§ **Objective**
Retype the material below. Keep every word exactly as it is.

§ **Input material**
━━━━━━━━━━━━━━━━━━━━━━━━━━━━━━

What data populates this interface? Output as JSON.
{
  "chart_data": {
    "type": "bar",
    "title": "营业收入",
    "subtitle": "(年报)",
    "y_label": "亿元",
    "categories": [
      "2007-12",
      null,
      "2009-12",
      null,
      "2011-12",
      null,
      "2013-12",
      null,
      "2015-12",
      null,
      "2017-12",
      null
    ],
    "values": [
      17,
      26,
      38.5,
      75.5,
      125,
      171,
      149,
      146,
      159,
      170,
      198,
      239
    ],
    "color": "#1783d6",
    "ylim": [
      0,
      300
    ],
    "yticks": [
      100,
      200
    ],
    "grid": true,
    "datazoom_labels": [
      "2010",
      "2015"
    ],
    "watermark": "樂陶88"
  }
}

━━━━━━━━━━━━━━━━━━━━━━━━━━━━━━

§ **Worked answer**
What data populates this interface? Output as JSON.
{
  "chart_data": {
    "type": "bar",
    "title": "营业收入",
    "subtitle": "(年报)",
    "y_label": "亿元",
    "categories": [
      "2007-12",
      null,
      "2009-12",
      null,
      "2011-12",
      null,
      "2013-12",
      null,
      "2015-12",
      null,
      "2017-12",
      null
    ],
    "values": [
      17,
      26,
      38.5,
      75.5,
      125,
      171,
      149,
      146,
      159,
      170,
      198,
      239
    ],
    "color": "#1783d6",
    "ylim": [
      0,
      300
    ],
    "yticks": [
      100,
      200
    ],
    "grid": true,
    "datazoom_labels": [
      "2010",
      "2015"
    ],
    "watermark": "樂陶88"
  }
}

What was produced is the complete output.